TASK TO CARRY OUT – In the listing below, how many lines contain the word "made"? Please respond with the number only.

● ● ● ● ● ● ●

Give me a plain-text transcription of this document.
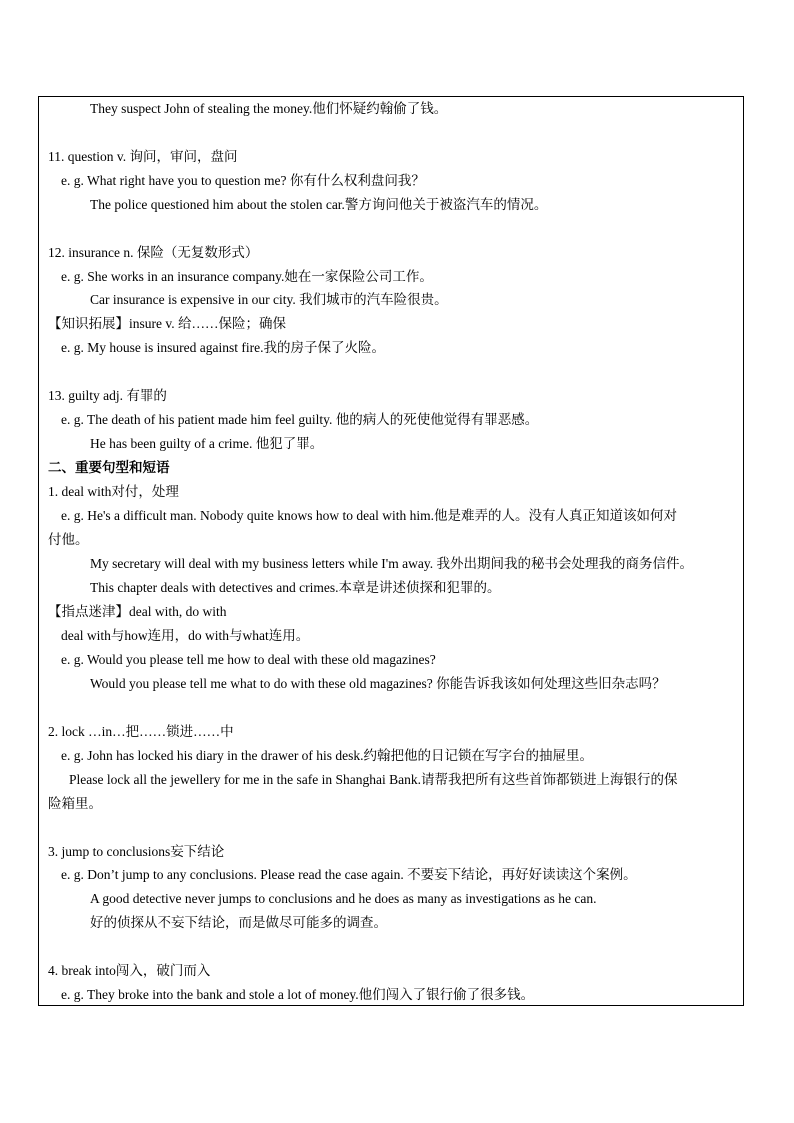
They suspect John of stealing the money.他们怀疑约翰偷了钱。
11. question v. 询问，审问，盘问
e. g. What right have you to question me? 你有什么权利盘问我？
The police questioned him about the stolen car.警方询问他关于被盗汽车的情况。
12. insurance n. 保险（无复数形式）
e. g. She works in an insurance company.她在一家保险公司工作。
Car insurance is expensive in our city. 我们城市的汽车险很贵。
【知识拓展】insure v. 给……保险；确保
e. g. My house is insured against fire.我的房子保了火险。
13. guilty adj. 有罪的
e. g. The death of his patient made him feel guilty. 他的病人的死使他觉得有罪恶感。
He has been guilty of a crime. 他犯了罪。
二、重要句型和短语
1. deal with对付，处理
e. g. He's a difficult man. Nobody quite knows how to deal with him.他是难弄的人。没有人真正知道该如何对
付他。
My secretary will deal with my business letters while I'm away. 我外出期间我的秘书会处理我的商务信件。
This chapter deals with detectives and crimes.本章是讲述侦探和犯罪的。
【指点迷津】deal with, do with
deal with与how连用，do with与what连用。
e. g. Would you please tell me how to deal with these old magazines?
Would you please tell me what to do with these old magazines? 你能告诉我该如何处理这些旧杂志吗？
2. lock …in…把……锁进……中
e. g. John has locked his diary in the drawer of his desk.约翰把他的日记锁在写字台的抽屉里。
Please lock all the jewellery for me in the safe in Shanghai Bank.请帮我把所有这些首饰都锁进上海银行的保
险箱里。
3. jump to conclusions妄下结论
e. g. Don’t jump to any conclusions. Please read the case again. 不要妄下结论，再好好读读这个案例。
A good detective never jumps to conclusions and he does as many as investigations as he can.
好的侦探从不妄下结论，而是做尽可能多的调查。
4. break into闯入，破门而入
e. g. They broke into the bank and stole a lot of money.他们闯入了银行偷了很多钱。
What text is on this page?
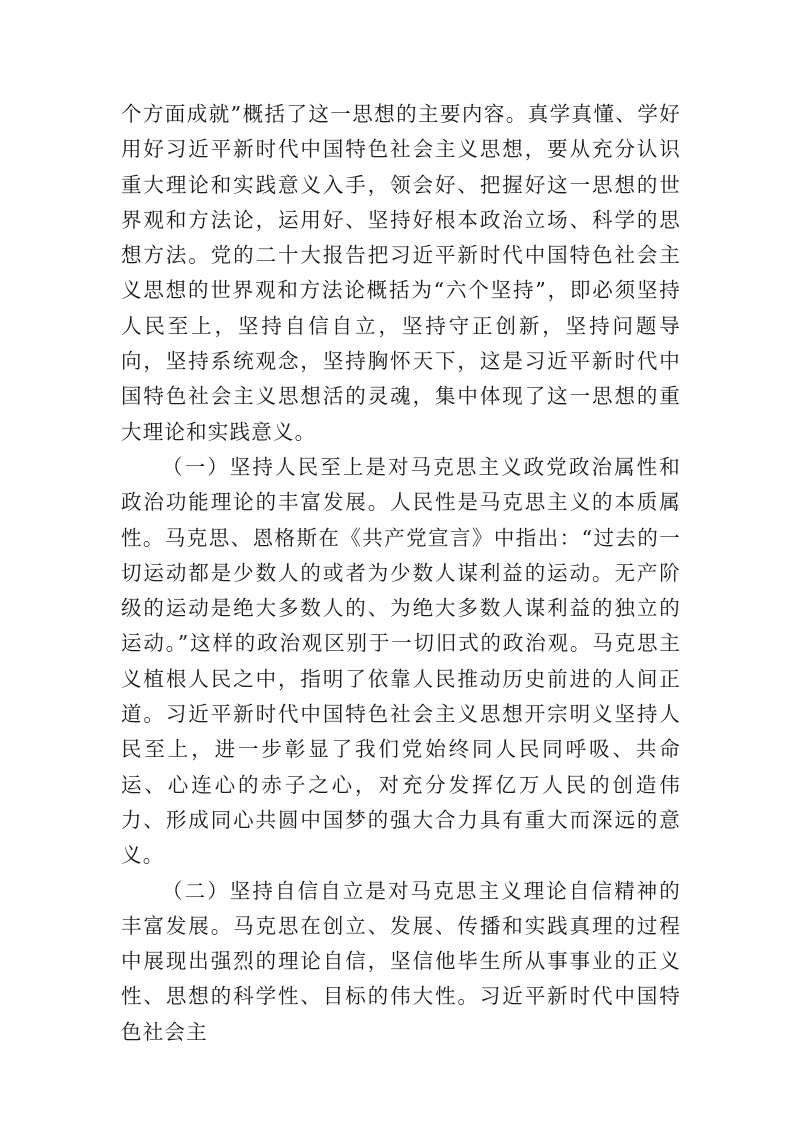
个方面成就”概括了这一思想的主要内容。真学真懂、学好用好习近平新时代中国特色社会主义思想，要从充分认识重大理论和实践意义入手，领会好、把握好这一思想的世界观和方法论，运用好、坚持好根本政治立场、科学的思想方法。党的二十大报告把习近平新时代中国特色社会主义思想的世界观和方法论概括为“六个坚持”，即必须坚持人民至上，坚持自信自立，坚持守正创新，坚持问题导向，坚持系统观念，坚持胸怀天下，这是习近平新时代中国特色社会主义思想活的灵魂，集中体现了这一思想的重大理论和实践意义。

（一）坚持人民至上是对马克思主义政党政治属性和政治功能理论的丰富发展。人民性是马克思主义的本质属性。马克思、恩格斯在《共产党宣言》中指出：“过去的一切运动都是少数人的或者为少数人谋利益的运动。无产阶级的运动是绝大多数人的、为绝大多数人谋利益的独立的运动。”这样的政治观区别于一切旧式的政治观。马克思主义植根人民之中，指明了依靠人民推动历史前进的人间正道。习近平新时代中国特色社会主义思想开宗明义坚持人民至上，进一步彰显了我们党始终同人民同呼吸、共命运、心连心的赤子之心，对充分发挥亿万人民的创造伟力、形成同心共圆中国梦的强大合力具有重大而深远的意义。

（二）坚持自信自立是对马克思主义理论自信精神的丰富发展。马克思在创立、发展、传播和实践真理的过程中展现出强烈的理论自信，坚信他毕生所从事事业的正义性、思想的科学性、目标的伟大性。习近平新时代中国特色社会主
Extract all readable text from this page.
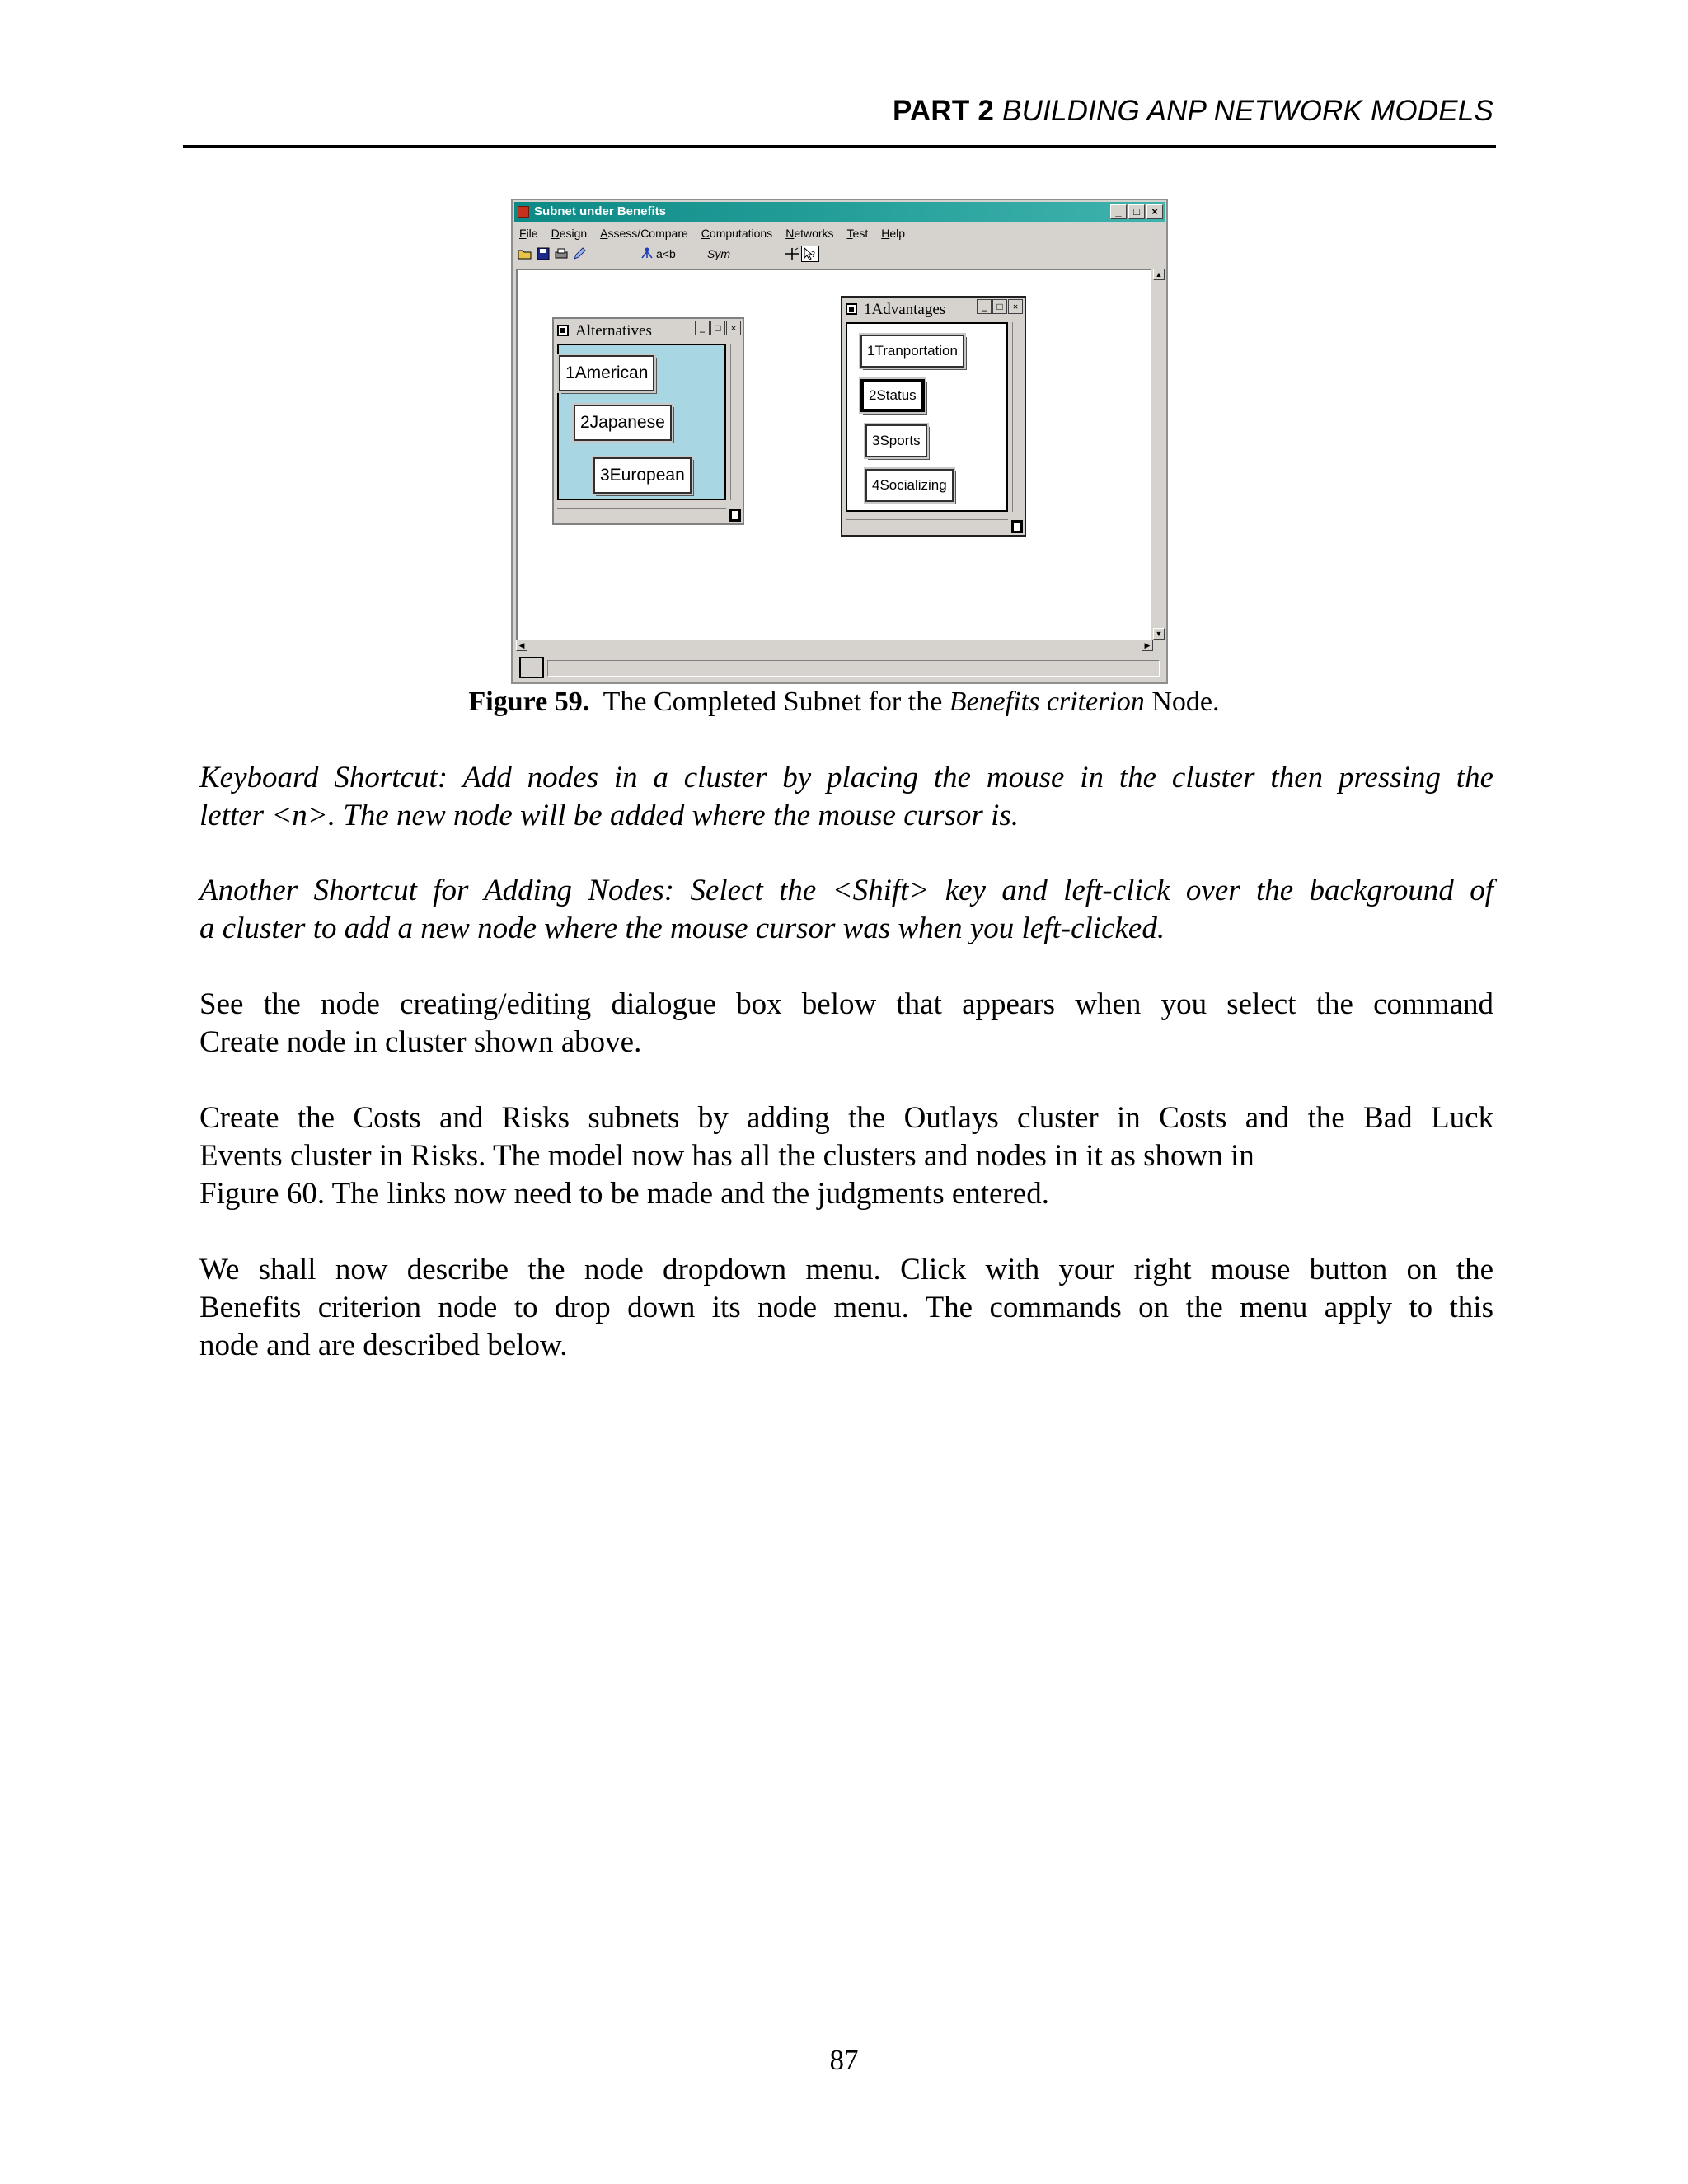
PART 2 BUILDING ANP NETWORK MODELS
Subnet under Benefits	_	□	×
File Design Assess/Compare Computations Networks Test Help
a<b	Sym	?
▲
▼
◀	▶
Alternatives	_	□ ×
1American
2Japanese
3European
1Advantages	_	□ ×
1Tranportation
2Status
3Sports
4Socializing
Figure 59. The Completed Subnet for the Benefits criterion Node.

Keyboard Shortcut: Add nodes in a cluster by placing the mouse in the cluster then pressing the
letter <n>. The new node will be added where the mouse cursor is.

Another Shortcut for Adding Nodes: Select the <Shift> key and left-click over the background of
a cluster to add a new node where the mouse cursor was when you left-clicked.

See the node creating/editing dialogue box below that appears when you select the command
Create node in cluster shown above.

Create the Costs and Risks subnets by adding the Outlays cluster in Costs and the Bad Luck
Events cluster in Risks. The model now has all the clusters and nodes in it as shown in
Figure 60. The links now need to be made and the judgments entered.

We shall now describe the node dropdown menu. Click with your right mouse button on the
Benefits criterion node to drop down its node menu. The commands on the menu apply to this
node and are described below.

87
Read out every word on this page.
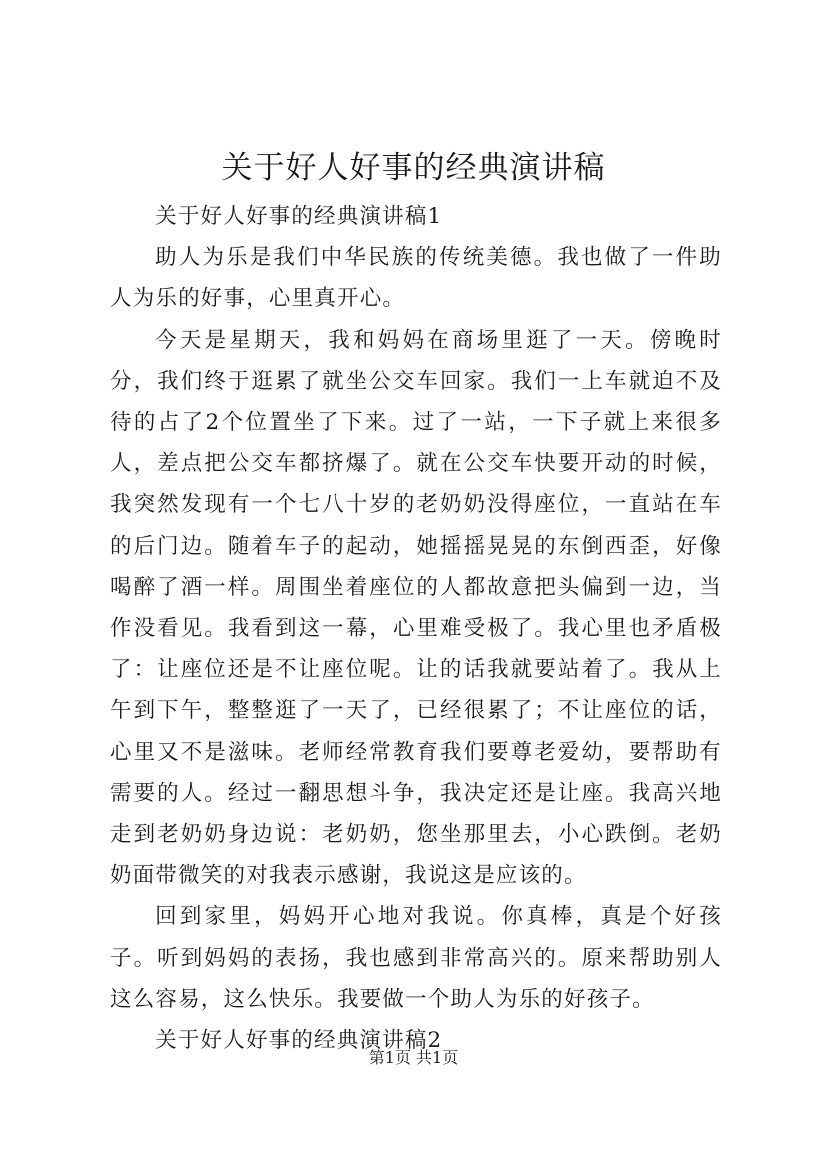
关于好人好事的经典演讲稿

关于好人好事的经典演讲稿1

助人为乐是我们中华民族的传统美德。我也做了一件助人为乐的好事，心里真开心。

今天是星期天，我和妈妈在商场里逛了一天。傍晚时分，我们终于逛累了就坐公交车回家。我们一上车就迫不及待的占了2个位置坐了下来。过了一站，一下子就上来很多人，差点把公交车都挤爆了。就在公交车快要开动的时候，我突然发现有一个七八十岁的老奶奶没得座位，一直站在车的后门边。随着车子的起动，她摇摇晃晃的东倒西歪，好像喝醉了酒一样。周围坐着座位的人都故意把头偏到一边，当作没看见。我看到这一幕，心里难受极了。我心里也矛盾极了：让座位还是不让座位呢。让的话我就要站着了。我从上午到下午，整整逛了一天了，已经很累了；不让座位的话，心里又不是滋味。老师经常教育我们要尊老爱幼，要帮助有需要的人。经过一翻思想斗争，我决定还是让座。我高兴地走到老奶奶身边说：老奶奶，您坐那里去，小心跌倒。老奶奶面带微笑的对我表示感谢，我说这是应该的。

回到家里，妈妈开心地对我说。你真棒，真是个好孩子。听到妈妈的表扬，我也感到非常高兴的。原来帮助别人这么容易，这么快乐。我要做一个助人为乐的好孩子。

关于好人好事的经典演讲稿2

第1页 共1页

● ● ● ● ● ● ●

RESULT – 2